• [Data for processing]

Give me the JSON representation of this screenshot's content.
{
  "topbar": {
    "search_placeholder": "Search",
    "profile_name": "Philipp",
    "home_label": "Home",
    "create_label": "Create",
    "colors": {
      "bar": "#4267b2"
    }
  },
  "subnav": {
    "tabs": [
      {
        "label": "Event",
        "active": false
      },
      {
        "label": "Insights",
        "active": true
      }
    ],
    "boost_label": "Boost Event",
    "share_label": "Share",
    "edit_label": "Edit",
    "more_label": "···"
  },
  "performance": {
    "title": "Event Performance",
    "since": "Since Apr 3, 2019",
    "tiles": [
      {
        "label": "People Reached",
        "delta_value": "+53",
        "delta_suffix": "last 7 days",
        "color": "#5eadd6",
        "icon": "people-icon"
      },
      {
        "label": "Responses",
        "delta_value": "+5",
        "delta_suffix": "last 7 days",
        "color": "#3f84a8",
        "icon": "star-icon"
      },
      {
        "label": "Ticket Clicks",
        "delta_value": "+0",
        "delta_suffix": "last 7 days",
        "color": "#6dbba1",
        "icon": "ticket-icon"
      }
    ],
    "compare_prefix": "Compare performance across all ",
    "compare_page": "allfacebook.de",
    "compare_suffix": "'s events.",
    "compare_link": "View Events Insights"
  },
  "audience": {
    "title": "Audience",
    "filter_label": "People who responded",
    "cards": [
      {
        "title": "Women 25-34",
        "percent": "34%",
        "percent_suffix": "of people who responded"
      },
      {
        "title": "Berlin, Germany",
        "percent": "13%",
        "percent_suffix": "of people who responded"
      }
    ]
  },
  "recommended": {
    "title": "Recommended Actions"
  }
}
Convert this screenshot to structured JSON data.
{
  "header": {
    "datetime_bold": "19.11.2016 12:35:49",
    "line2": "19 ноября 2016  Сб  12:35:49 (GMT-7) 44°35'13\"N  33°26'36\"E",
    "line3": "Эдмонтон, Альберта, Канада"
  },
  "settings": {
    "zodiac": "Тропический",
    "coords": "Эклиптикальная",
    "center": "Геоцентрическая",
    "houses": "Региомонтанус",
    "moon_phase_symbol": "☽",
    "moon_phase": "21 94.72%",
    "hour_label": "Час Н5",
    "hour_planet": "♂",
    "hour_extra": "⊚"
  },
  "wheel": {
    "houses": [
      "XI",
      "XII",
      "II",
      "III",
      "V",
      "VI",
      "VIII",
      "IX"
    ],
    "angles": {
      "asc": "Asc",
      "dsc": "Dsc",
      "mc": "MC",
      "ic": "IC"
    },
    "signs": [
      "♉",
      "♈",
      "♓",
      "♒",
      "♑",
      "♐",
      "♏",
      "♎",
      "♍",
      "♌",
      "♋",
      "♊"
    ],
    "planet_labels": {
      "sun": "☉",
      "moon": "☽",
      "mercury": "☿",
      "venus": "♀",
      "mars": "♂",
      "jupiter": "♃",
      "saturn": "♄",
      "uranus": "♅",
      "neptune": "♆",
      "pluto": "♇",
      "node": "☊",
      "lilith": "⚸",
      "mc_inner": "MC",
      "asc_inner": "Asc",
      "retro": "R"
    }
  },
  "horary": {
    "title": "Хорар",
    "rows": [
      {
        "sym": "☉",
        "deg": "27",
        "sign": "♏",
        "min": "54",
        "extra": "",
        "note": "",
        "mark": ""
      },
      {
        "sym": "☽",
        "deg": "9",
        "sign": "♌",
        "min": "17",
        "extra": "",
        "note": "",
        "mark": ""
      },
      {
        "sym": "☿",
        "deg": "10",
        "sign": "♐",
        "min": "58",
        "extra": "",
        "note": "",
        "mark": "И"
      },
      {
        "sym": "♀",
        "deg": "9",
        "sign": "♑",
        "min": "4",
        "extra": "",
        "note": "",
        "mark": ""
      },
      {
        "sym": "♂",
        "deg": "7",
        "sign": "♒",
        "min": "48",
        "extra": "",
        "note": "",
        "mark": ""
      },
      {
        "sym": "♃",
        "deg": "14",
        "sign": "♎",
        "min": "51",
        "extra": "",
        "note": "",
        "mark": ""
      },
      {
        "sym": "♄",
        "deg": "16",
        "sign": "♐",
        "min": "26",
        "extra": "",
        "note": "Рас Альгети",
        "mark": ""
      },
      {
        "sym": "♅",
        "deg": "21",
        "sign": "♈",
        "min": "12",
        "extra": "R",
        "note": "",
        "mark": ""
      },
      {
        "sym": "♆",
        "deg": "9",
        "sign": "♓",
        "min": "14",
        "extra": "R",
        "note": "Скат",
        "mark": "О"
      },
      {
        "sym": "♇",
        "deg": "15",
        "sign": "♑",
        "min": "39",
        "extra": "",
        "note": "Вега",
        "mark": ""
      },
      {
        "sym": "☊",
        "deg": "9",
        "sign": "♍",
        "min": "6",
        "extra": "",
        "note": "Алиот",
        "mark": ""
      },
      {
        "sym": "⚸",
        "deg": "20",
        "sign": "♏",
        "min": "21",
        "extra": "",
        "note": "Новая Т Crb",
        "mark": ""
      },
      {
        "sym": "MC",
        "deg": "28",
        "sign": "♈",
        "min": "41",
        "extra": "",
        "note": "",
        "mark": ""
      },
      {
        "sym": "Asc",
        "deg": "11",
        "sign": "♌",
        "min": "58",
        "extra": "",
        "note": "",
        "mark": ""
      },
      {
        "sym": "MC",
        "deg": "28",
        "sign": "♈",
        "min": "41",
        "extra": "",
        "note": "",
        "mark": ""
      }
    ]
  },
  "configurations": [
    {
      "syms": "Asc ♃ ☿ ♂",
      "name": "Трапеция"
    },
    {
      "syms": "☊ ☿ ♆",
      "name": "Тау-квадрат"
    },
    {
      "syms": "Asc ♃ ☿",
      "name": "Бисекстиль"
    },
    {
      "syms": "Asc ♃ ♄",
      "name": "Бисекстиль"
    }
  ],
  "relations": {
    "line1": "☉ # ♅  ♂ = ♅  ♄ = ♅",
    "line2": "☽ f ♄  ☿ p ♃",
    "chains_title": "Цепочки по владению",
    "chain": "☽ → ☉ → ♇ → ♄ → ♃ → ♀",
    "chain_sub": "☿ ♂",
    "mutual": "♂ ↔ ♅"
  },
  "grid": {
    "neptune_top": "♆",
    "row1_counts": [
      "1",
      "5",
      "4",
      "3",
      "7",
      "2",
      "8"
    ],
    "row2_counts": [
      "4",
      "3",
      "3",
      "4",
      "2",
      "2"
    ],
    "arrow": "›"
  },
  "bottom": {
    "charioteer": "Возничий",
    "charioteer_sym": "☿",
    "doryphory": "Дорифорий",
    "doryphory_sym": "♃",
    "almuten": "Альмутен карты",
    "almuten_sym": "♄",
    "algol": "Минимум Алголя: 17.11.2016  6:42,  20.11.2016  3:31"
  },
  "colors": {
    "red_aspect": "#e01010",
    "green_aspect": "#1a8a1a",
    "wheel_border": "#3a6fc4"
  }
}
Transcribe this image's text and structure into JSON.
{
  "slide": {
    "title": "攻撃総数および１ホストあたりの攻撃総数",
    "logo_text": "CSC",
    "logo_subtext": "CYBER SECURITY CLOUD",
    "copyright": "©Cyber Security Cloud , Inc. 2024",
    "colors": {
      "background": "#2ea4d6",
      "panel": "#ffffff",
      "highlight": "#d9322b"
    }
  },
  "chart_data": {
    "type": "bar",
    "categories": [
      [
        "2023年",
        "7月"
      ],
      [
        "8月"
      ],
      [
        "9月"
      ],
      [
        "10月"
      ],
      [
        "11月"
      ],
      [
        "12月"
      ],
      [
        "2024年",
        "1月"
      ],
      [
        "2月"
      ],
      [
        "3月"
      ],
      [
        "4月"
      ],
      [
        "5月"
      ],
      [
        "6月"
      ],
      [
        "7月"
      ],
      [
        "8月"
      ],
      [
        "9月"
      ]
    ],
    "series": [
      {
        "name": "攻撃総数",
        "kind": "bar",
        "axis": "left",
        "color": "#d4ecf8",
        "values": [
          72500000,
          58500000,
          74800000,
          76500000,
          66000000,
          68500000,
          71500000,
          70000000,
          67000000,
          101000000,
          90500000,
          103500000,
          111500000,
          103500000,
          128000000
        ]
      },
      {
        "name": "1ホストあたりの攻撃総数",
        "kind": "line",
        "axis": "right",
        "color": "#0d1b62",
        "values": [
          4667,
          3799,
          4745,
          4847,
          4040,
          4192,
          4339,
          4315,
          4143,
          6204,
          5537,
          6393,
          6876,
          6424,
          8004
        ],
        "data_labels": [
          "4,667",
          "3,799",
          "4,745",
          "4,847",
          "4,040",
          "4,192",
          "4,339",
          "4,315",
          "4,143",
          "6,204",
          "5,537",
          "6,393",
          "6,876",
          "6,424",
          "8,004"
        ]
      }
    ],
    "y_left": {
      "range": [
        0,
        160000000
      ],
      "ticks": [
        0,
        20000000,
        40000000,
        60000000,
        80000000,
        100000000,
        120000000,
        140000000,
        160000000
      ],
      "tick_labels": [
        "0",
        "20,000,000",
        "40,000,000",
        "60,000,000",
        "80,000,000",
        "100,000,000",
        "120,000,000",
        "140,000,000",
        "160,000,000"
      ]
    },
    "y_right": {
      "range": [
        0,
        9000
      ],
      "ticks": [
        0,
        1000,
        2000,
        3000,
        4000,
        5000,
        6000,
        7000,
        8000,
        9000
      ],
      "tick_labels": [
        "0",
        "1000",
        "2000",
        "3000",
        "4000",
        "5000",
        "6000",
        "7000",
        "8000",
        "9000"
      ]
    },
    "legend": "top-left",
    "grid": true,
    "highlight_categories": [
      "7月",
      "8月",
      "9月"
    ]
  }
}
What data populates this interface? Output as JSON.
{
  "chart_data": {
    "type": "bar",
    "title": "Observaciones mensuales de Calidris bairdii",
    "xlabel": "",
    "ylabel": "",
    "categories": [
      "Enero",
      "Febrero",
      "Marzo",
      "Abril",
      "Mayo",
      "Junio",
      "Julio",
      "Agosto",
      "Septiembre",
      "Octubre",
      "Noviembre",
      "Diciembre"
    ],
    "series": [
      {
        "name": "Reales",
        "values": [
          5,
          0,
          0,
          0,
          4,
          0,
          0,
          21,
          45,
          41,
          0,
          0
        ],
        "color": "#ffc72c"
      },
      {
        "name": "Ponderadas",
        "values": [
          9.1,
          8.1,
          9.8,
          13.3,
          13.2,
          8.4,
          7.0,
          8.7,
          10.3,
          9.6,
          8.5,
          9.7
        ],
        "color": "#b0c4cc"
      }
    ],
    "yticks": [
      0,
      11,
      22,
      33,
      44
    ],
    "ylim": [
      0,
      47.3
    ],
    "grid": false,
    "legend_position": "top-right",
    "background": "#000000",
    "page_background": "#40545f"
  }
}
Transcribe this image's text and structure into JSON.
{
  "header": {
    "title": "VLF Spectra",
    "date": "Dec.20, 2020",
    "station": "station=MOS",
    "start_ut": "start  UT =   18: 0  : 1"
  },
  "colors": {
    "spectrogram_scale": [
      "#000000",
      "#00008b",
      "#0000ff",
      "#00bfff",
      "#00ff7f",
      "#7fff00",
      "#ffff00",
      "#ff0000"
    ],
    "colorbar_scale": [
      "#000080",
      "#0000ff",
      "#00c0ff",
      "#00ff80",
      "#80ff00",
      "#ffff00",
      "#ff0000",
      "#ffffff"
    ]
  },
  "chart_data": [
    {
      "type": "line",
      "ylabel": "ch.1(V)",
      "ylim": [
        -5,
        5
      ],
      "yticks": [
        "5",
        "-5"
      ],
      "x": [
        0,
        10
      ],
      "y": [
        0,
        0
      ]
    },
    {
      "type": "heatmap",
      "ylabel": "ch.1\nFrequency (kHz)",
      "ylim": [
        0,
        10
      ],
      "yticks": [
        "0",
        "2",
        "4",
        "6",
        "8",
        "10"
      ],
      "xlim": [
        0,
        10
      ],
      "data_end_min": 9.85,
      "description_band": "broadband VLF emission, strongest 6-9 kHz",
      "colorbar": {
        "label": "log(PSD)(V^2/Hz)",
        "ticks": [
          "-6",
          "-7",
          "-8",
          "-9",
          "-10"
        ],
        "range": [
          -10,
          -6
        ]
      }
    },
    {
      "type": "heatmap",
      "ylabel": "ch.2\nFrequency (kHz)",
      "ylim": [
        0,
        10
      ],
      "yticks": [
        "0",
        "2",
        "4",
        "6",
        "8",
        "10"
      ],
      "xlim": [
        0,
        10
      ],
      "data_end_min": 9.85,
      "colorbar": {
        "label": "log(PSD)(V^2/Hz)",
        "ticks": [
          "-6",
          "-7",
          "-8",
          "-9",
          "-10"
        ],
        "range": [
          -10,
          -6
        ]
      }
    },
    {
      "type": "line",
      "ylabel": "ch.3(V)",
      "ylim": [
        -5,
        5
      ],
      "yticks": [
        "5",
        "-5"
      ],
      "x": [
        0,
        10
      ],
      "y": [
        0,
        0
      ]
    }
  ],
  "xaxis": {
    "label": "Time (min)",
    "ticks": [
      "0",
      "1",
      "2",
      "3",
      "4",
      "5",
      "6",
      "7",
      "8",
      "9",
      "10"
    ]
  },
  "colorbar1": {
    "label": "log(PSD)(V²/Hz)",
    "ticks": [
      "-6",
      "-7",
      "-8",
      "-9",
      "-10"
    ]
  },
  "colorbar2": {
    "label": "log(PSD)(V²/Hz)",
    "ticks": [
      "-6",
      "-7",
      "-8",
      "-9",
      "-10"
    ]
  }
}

• [Instructions to follow]
Report every line in the data above in which the word "icon" appears.

• [In response]
        "icon": "people-icon"
        "icon": "star-icon"
        "icon": "ticket-icon"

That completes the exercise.